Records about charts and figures
.....
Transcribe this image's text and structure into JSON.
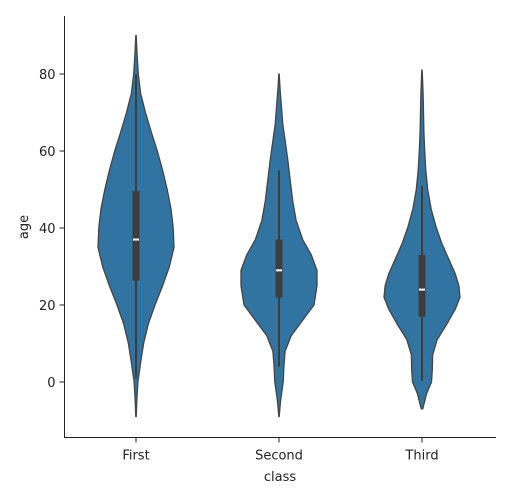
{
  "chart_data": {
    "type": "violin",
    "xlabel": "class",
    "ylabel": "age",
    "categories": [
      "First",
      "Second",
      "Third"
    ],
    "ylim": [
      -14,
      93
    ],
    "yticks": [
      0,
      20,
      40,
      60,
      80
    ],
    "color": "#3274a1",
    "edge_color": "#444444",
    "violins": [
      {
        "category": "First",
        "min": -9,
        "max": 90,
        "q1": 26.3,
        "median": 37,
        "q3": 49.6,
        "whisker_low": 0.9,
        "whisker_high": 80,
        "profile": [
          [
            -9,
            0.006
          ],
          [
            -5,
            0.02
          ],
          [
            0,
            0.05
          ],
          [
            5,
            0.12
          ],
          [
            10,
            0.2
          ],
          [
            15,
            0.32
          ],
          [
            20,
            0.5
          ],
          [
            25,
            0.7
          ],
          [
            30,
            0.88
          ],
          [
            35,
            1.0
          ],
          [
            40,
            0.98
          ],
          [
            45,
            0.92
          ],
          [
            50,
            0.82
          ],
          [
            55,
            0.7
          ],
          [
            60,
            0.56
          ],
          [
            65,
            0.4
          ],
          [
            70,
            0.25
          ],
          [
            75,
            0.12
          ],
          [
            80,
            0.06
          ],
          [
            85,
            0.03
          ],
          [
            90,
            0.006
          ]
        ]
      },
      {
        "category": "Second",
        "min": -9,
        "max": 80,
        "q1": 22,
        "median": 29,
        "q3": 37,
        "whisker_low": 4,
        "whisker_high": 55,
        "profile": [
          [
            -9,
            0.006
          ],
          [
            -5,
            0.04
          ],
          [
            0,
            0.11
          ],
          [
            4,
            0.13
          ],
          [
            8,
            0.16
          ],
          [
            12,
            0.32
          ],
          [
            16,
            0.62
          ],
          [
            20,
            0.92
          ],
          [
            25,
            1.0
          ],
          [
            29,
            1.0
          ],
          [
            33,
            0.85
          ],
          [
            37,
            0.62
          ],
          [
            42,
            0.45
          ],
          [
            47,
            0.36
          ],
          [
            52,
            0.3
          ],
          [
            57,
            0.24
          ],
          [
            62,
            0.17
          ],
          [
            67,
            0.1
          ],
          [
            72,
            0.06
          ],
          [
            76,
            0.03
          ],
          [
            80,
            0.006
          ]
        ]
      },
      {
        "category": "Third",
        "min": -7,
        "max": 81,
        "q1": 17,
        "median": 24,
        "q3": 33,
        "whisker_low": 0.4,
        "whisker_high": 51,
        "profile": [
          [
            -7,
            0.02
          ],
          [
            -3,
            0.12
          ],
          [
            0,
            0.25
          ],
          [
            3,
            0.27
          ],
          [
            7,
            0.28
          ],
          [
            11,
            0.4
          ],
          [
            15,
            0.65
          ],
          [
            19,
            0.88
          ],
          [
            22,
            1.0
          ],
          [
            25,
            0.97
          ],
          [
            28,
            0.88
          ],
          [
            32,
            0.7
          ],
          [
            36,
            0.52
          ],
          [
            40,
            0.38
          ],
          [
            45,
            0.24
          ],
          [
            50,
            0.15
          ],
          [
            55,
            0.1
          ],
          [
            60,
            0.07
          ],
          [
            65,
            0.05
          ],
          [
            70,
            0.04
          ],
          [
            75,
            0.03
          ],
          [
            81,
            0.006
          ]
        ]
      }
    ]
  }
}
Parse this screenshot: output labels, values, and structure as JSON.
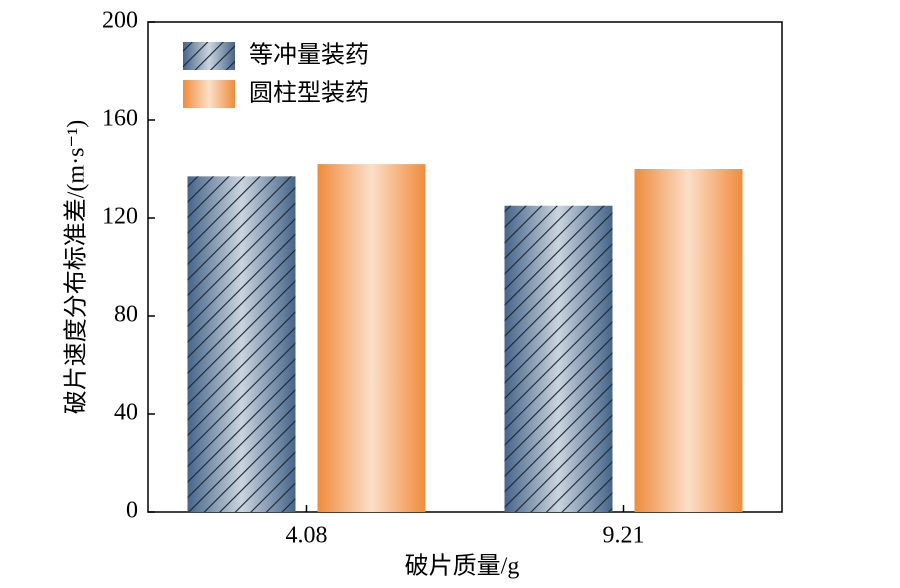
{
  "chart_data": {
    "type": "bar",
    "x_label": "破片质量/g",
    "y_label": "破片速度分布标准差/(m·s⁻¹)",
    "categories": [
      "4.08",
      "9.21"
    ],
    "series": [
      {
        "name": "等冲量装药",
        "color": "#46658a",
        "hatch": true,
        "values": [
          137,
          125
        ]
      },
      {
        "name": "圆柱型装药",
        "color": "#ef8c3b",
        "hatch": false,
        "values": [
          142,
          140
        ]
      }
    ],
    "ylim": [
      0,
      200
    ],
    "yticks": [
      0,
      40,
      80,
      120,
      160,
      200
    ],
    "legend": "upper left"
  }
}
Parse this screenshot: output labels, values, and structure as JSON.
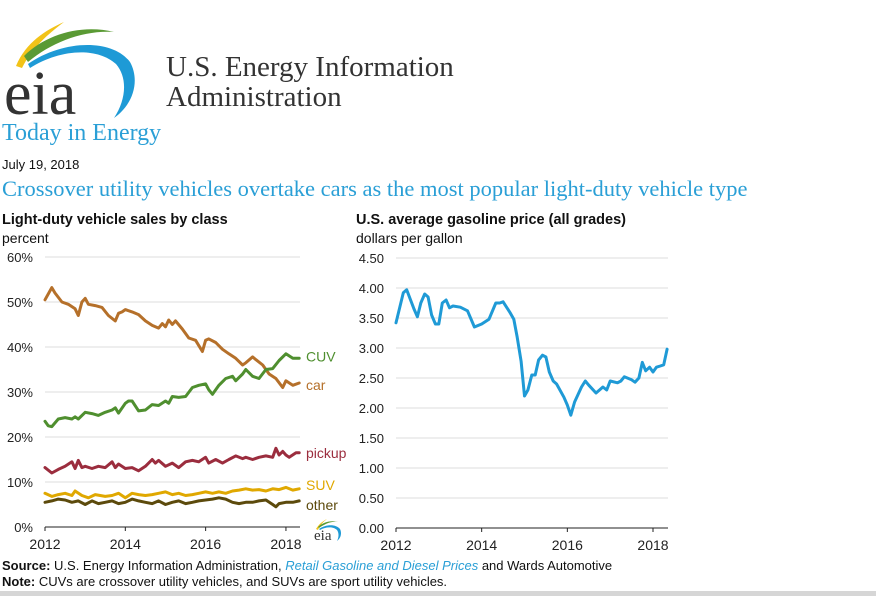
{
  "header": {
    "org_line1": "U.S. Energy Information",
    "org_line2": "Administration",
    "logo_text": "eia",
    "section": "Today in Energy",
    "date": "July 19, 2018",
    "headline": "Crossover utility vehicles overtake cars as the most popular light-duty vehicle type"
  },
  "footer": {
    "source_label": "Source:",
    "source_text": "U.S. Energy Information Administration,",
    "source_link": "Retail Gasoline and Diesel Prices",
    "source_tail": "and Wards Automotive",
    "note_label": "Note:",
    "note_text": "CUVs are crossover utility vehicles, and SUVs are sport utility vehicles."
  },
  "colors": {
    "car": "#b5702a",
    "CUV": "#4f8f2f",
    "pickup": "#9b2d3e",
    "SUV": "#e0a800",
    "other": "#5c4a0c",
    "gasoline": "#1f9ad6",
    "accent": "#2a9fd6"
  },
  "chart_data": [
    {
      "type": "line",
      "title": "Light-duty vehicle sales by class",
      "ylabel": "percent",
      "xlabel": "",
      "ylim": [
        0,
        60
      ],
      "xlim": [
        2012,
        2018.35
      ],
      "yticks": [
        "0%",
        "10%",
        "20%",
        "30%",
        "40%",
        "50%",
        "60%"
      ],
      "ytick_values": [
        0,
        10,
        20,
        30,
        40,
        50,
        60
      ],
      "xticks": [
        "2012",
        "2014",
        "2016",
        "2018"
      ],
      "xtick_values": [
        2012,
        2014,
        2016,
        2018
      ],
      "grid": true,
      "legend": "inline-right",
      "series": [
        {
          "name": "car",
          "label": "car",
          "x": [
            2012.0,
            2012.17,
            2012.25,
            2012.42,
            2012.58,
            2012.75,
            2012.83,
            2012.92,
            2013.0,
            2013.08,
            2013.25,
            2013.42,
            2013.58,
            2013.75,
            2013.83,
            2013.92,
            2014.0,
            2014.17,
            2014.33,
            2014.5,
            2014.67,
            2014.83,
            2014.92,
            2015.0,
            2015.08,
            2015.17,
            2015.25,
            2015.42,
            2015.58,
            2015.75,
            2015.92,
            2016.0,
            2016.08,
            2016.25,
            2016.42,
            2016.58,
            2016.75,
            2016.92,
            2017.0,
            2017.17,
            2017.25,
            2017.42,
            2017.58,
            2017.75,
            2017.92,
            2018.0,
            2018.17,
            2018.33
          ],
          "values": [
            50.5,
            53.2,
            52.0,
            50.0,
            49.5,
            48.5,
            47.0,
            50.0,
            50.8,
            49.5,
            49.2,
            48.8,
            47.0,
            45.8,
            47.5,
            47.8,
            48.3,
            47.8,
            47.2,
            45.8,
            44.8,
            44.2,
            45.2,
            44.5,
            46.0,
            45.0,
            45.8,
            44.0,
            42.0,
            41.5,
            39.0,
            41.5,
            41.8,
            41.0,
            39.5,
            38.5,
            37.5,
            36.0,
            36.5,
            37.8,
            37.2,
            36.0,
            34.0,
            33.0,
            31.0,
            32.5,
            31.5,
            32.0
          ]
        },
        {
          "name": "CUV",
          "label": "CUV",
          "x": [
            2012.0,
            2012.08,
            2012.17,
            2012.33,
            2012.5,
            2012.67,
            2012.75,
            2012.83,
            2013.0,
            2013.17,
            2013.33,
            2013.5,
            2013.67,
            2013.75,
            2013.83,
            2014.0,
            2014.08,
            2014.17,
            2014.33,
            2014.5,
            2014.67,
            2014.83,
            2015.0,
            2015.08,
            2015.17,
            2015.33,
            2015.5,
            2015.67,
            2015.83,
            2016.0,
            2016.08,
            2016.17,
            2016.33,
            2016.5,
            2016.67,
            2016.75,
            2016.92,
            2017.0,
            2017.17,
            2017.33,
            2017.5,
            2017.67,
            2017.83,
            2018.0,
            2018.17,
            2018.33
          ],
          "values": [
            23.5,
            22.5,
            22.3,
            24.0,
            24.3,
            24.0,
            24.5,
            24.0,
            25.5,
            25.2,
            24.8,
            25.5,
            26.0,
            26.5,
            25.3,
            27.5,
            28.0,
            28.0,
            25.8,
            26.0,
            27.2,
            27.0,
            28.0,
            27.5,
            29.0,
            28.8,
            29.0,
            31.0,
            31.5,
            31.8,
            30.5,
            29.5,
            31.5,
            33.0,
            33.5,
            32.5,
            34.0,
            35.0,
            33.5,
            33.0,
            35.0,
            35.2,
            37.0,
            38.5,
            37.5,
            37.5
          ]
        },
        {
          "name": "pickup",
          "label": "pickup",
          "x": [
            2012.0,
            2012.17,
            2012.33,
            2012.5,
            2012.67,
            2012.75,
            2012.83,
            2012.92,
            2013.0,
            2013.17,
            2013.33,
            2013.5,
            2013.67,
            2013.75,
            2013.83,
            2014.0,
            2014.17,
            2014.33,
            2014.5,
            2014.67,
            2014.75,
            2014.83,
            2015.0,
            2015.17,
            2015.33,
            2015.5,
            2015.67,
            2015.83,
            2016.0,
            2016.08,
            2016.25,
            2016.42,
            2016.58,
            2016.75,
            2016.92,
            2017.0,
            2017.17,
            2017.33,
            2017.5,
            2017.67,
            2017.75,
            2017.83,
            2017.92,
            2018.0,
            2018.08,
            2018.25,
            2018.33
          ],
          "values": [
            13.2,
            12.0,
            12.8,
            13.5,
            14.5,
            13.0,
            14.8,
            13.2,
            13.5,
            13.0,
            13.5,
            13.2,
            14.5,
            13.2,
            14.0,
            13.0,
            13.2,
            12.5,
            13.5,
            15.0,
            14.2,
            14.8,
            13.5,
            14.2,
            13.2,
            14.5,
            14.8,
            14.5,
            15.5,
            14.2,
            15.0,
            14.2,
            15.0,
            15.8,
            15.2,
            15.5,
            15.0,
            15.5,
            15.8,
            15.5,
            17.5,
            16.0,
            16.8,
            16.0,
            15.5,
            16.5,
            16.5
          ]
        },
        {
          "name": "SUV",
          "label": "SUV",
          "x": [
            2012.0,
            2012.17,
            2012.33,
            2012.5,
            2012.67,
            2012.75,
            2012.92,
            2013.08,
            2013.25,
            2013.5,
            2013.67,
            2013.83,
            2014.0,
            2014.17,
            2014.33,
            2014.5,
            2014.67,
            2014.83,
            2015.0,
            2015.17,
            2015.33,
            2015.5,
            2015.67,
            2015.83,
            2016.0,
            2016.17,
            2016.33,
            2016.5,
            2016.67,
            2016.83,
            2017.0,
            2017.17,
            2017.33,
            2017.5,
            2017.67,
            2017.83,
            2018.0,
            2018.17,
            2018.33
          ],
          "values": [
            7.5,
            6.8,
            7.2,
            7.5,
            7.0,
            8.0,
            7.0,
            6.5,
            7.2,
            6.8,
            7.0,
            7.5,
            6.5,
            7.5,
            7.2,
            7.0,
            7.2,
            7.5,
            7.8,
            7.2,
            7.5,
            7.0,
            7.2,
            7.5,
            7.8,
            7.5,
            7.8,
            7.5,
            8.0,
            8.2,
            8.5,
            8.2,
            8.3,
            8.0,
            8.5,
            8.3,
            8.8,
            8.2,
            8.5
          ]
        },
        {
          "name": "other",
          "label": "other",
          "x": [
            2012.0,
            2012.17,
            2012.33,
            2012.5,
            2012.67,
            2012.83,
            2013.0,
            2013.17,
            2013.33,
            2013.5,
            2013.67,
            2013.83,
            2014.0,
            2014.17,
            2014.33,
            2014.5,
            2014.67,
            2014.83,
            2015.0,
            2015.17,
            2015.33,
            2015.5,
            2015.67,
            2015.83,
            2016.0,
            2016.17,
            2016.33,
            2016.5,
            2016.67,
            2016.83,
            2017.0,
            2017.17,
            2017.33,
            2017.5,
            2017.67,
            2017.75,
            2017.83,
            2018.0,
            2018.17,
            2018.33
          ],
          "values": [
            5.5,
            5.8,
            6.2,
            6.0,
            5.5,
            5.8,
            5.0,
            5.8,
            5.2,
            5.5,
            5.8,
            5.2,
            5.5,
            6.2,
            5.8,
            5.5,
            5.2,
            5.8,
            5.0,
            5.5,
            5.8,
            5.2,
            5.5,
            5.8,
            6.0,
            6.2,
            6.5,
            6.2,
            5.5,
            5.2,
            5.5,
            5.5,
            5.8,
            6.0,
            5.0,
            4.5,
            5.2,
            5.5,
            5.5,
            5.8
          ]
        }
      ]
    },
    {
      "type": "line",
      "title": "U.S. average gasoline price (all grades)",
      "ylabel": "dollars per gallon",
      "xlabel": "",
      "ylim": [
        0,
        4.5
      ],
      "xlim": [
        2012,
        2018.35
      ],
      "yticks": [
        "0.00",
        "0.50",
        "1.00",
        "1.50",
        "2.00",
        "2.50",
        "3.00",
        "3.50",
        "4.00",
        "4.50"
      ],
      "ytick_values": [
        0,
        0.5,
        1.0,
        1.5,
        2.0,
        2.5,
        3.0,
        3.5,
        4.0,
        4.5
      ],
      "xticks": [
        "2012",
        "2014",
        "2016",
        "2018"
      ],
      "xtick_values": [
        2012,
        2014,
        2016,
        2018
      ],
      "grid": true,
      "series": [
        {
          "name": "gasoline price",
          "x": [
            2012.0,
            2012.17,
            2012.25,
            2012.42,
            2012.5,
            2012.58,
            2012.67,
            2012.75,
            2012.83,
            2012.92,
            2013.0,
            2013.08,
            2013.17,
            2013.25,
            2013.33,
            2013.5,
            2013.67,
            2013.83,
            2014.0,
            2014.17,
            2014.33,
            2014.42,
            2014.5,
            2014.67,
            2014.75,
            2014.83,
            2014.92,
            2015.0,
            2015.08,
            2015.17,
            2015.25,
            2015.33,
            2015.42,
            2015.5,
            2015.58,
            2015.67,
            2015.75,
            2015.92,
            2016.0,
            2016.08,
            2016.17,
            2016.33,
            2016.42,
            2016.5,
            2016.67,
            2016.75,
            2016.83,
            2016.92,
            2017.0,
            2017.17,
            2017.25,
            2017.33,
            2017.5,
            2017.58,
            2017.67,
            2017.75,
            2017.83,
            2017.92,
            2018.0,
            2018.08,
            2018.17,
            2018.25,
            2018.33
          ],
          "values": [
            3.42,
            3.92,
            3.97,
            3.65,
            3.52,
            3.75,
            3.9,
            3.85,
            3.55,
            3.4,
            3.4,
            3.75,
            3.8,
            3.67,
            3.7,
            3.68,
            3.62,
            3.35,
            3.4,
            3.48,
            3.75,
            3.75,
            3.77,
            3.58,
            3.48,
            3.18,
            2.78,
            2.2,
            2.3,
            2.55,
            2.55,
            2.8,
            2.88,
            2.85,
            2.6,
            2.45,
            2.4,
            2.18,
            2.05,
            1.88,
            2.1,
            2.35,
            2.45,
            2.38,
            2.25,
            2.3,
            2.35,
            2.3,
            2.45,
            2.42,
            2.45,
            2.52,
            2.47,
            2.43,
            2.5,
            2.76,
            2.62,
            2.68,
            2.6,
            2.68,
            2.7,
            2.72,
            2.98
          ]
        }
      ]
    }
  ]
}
.....
__OBJECTIVE__
Only lines that contain the word "vehicles" are wanted; copy each of them.

__SOLUTION BELOW__
    "headline": "Crossover utility vehicles overtake cars as the most popular light-duty vehicle type"
    "note_text": "CUVs are crossover utility vehicles, and SUVs are sport utility vehicles."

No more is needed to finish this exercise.